Text provided:
mom: let's go to central market in the woodlands!
me: there's no central market in the woodlands
mom: yes there is. you said you passed it once.
me: it's a special HEB in the woodlands, but it's not a central market.
mom: let's go anyway!
we load into the car.
melodie (the other sister, driving) : how do we get there?
mom: alexa knows.
me: i do?
mom: yeah, you said you know how to get there.
me: oh, well it might be on woodlands parkway.
mom: okay, let's go there.
melodie drives down the long and winding path. which is very dark.
melodie: okay this is woodlands parkway...okay, we're passing woodlands parkway.
me: oh, um, turn right?
melodie: hey look, randalls! is this HEB?
me: no. you know, i don't actually know how to get there.
mom: we stop at this gas station and ask!
she runs out to ask.
mom: okay, i know how to get there! we turn left, and then right.
melodie: left, and then right.
she turns left.
mom: no, right!
melodie: what?
mom: i don't know.
we turn left. it was the wrong way.
mom: call cody! (her friend who lives in the woodlands)
me: hey cody, where's central market in the woodlands?
cody: central market? what's a central market?

Task list:
[1] Where does Mom say they will stop to ask for directions in the dialogue?
[2] List every speaker label that appears before a colon in the dialogue.
You won't need the listing that follows.

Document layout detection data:
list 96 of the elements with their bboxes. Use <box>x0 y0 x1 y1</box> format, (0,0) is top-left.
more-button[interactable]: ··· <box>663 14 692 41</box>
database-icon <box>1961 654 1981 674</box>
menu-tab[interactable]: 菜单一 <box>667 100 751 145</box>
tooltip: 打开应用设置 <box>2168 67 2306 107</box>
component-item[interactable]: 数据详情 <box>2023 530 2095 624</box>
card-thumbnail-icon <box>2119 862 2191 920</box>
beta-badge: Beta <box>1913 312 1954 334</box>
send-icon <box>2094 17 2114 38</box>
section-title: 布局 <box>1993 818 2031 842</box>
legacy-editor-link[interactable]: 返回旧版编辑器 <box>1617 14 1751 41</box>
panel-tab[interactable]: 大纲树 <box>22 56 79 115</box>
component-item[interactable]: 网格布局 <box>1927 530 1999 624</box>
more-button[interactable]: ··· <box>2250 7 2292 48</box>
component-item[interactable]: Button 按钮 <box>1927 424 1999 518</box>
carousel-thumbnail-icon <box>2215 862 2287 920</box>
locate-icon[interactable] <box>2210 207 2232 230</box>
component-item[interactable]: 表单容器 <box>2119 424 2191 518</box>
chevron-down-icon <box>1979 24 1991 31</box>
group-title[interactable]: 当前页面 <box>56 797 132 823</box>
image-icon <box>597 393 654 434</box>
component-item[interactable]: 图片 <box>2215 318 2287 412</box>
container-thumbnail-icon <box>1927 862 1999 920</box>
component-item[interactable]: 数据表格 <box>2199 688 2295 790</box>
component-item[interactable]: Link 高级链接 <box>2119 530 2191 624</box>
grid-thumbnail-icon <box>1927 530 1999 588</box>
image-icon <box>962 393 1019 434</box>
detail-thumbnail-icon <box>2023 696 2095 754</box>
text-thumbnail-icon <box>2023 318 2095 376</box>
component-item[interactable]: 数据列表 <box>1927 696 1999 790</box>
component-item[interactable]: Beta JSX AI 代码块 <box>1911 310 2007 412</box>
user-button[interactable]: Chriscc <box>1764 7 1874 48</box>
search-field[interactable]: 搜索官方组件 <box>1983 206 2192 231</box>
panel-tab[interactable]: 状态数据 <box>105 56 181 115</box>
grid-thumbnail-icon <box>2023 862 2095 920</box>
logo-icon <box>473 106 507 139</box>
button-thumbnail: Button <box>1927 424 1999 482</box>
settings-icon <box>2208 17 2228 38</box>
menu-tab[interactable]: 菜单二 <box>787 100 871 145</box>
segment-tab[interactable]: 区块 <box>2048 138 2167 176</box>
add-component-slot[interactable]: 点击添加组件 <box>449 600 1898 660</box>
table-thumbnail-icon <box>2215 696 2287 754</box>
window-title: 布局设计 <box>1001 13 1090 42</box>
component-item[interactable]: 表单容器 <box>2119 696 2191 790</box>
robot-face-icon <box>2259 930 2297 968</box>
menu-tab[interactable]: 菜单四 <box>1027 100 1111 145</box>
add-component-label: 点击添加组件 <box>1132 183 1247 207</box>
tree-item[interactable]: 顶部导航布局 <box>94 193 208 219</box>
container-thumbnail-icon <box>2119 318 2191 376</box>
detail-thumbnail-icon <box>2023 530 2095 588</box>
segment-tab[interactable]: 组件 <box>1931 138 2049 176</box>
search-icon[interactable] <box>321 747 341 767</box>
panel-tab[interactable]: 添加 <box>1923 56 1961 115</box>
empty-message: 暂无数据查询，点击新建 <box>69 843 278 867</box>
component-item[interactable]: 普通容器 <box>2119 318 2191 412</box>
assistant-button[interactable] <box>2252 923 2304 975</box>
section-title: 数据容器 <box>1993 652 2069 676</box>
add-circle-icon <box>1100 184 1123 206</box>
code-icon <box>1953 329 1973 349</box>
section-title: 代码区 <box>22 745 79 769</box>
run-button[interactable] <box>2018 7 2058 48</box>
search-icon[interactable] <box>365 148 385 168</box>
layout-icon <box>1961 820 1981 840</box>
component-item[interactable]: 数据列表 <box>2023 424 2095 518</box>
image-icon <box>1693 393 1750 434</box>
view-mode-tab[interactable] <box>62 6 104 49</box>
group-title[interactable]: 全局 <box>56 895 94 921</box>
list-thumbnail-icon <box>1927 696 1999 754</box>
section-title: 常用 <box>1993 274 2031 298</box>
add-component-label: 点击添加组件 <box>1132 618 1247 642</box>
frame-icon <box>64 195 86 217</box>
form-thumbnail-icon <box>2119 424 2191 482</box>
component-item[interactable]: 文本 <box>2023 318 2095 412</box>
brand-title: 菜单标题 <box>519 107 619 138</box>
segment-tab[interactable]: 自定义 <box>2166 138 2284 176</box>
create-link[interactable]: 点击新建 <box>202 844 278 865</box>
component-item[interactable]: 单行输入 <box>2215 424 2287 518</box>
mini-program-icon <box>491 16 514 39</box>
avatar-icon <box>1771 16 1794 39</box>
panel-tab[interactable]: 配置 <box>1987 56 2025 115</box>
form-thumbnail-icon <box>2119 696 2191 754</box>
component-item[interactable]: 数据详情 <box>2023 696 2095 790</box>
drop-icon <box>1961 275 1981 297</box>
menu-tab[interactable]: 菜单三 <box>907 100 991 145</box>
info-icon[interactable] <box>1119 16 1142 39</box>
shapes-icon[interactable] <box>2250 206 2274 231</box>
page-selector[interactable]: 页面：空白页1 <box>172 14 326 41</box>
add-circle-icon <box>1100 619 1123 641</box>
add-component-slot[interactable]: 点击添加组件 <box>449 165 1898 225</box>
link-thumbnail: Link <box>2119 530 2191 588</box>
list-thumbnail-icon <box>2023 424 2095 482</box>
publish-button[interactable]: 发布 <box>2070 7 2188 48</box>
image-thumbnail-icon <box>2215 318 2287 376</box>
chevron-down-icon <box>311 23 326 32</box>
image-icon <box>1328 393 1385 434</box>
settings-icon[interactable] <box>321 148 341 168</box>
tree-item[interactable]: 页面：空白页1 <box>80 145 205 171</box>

Answer set:
[1] At a gas station.

[2] mom, me, melodie, cody